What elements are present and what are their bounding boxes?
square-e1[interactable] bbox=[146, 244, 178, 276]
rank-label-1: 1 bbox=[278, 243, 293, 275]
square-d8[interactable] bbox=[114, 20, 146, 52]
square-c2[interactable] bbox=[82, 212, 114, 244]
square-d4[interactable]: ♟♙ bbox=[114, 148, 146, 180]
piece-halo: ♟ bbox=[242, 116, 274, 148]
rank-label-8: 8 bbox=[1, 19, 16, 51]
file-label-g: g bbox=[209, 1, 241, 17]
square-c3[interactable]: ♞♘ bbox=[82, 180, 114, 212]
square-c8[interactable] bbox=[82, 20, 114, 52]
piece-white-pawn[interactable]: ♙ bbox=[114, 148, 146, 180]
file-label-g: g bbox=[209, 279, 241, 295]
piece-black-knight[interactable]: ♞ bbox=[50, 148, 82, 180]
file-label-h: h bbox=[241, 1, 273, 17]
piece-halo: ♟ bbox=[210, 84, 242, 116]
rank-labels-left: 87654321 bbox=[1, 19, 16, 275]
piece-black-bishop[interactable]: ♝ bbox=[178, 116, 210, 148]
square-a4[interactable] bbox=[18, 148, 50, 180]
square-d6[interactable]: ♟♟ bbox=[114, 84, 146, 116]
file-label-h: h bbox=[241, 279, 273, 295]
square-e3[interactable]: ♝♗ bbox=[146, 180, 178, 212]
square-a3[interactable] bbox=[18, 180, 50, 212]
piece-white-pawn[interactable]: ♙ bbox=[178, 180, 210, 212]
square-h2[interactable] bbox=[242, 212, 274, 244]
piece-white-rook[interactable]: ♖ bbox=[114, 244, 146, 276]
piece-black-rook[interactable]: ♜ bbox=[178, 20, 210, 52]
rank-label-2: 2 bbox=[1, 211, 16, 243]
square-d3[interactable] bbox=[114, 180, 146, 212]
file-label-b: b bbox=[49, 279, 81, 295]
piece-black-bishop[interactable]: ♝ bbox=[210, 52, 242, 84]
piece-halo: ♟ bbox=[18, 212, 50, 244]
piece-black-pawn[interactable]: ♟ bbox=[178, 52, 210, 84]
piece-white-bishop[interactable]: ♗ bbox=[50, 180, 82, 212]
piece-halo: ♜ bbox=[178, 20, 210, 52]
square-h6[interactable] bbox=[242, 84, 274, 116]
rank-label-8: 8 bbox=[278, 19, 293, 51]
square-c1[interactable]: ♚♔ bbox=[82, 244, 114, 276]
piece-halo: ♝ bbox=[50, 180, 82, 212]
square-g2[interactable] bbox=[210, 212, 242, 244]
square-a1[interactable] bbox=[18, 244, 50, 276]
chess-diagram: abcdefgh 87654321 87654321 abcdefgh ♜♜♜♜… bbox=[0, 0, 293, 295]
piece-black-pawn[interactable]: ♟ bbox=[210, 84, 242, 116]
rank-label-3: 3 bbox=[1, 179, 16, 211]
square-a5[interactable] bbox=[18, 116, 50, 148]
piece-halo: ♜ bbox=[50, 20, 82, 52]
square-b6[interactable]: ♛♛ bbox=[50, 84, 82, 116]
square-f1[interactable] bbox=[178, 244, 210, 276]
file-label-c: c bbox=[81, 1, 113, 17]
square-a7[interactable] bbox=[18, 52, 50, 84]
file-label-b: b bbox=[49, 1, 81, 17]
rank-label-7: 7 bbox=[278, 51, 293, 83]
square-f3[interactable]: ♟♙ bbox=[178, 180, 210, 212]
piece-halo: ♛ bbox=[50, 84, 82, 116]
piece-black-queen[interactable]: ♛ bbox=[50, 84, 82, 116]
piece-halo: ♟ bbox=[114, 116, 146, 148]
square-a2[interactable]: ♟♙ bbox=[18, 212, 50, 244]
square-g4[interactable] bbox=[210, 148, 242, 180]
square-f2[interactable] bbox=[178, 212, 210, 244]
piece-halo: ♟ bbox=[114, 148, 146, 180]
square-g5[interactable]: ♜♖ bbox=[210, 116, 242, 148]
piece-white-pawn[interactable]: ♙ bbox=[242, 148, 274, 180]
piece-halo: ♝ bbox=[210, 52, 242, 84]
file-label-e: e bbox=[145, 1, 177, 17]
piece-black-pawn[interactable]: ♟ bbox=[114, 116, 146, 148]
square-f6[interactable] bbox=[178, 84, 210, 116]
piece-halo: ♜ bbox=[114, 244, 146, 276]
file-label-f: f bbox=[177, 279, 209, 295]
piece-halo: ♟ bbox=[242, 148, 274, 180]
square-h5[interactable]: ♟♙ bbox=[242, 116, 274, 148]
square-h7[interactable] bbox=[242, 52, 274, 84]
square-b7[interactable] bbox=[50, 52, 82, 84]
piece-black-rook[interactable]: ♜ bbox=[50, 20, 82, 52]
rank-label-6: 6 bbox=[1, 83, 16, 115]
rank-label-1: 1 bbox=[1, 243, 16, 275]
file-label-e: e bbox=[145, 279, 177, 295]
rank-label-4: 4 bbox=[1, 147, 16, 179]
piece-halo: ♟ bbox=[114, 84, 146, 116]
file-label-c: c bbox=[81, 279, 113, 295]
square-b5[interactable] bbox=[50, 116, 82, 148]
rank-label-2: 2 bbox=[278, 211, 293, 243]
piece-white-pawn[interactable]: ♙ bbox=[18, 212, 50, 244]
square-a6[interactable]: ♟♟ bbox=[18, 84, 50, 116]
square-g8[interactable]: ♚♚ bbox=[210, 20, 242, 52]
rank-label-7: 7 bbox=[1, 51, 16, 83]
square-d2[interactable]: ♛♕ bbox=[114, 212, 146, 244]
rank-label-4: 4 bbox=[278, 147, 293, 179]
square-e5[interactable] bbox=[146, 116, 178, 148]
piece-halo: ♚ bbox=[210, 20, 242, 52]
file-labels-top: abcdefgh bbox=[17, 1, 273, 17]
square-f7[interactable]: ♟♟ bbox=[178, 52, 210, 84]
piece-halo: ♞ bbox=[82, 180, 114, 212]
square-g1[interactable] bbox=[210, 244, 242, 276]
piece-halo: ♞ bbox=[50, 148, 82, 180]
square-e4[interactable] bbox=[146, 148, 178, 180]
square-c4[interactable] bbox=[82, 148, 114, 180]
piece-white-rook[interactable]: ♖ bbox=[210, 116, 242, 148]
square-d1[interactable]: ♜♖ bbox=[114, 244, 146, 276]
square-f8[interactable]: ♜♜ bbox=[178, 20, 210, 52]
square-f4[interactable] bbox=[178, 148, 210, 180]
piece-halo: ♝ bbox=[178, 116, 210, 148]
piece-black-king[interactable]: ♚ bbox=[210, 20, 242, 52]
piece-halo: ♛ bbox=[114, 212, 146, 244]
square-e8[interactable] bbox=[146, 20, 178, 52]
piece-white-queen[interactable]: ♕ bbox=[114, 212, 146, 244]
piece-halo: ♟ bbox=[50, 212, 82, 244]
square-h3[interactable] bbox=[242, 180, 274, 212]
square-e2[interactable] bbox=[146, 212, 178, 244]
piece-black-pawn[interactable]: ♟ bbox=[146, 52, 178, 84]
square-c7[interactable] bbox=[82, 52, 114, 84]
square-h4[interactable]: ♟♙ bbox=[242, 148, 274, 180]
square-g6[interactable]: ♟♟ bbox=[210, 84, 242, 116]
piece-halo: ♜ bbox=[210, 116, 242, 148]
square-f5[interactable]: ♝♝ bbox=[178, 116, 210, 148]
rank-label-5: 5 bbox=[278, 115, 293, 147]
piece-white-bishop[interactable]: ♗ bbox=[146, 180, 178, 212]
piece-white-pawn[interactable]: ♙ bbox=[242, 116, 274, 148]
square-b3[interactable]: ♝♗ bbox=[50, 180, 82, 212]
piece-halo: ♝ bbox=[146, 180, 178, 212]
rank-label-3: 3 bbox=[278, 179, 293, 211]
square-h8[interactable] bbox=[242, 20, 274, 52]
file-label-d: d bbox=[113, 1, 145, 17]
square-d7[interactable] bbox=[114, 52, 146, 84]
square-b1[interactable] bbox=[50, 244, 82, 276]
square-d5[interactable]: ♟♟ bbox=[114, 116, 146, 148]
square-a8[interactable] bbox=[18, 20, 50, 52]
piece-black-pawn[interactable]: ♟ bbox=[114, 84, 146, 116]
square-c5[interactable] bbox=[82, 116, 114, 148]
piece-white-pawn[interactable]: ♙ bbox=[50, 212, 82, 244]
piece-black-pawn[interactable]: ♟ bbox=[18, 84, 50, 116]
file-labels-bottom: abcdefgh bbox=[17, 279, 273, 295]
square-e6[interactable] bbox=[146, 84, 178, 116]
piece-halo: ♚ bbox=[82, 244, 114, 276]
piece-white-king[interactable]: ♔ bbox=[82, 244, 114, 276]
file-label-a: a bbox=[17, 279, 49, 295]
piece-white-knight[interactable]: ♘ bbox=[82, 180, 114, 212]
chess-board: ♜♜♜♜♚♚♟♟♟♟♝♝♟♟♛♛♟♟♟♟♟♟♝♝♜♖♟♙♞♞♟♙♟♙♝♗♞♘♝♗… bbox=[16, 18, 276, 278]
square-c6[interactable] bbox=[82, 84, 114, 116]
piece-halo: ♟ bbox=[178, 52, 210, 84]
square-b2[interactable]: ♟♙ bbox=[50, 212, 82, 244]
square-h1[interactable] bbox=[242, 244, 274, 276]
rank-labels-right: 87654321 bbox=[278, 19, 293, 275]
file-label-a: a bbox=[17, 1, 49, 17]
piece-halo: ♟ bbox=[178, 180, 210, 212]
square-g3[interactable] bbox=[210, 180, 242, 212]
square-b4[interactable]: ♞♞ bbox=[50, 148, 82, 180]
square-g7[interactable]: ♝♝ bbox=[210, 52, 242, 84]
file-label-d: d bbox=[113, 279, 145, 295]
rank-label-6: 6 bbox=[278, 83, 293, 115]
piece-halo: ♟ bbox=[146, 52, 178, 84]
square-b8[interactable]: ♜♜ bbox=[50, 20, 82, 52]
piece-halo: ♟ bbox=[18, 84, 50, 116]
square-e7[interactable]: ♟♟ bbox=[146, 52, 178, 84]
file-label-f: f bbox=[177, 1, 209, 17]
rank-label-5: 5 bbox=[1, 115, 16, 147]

***

WORK TO DO:
Recast the listing from its first line through the line containing "file-label-h: h bbox=[241, 1, 273, 17]", both ends included, as a numbered list with blank lines left out.

RESULT OF THE TASK:
1. What elements are present and what are their bounding boxes?
2. square-e1[interactable] bbox=[146, 244, 178, 276]
3. rank-label-1: 1 bbox=[278, 243, 293, 275]
4. square-d8[interactable] bbox=[114, 20, 146, 52]
5. square-c2[interactable] bbox=[82, 212, 114, 244]
6. square-d4[interactable]: ♟♙ bbox=[114, 148, 146, 180]
7. piece-halo: ♟ bbox=[242, 116, 274, 148]
8. rank-label-8: 8 bbox=[1, 19, 16, 51]
9. file-label-g: g bbox=[209, 1, 241, 17]
10. square-c3[interactable]: ♞♘ bbox=[82, 180, 114, 212]
11. square-c8[interactable] bbox=[82, 20, 114, 52]
12. piece-white-pawn[interactable]: ♙ bbox=[114, 148, 146, 180]
13. file-label-g: g bbox=[209, 279, 241, 295]
14. piece-black-knight[interactable]: ♞ bbox=[50, 148, 82, 180]
15. file-label-h: h bbox=[241, 1, 273, 17]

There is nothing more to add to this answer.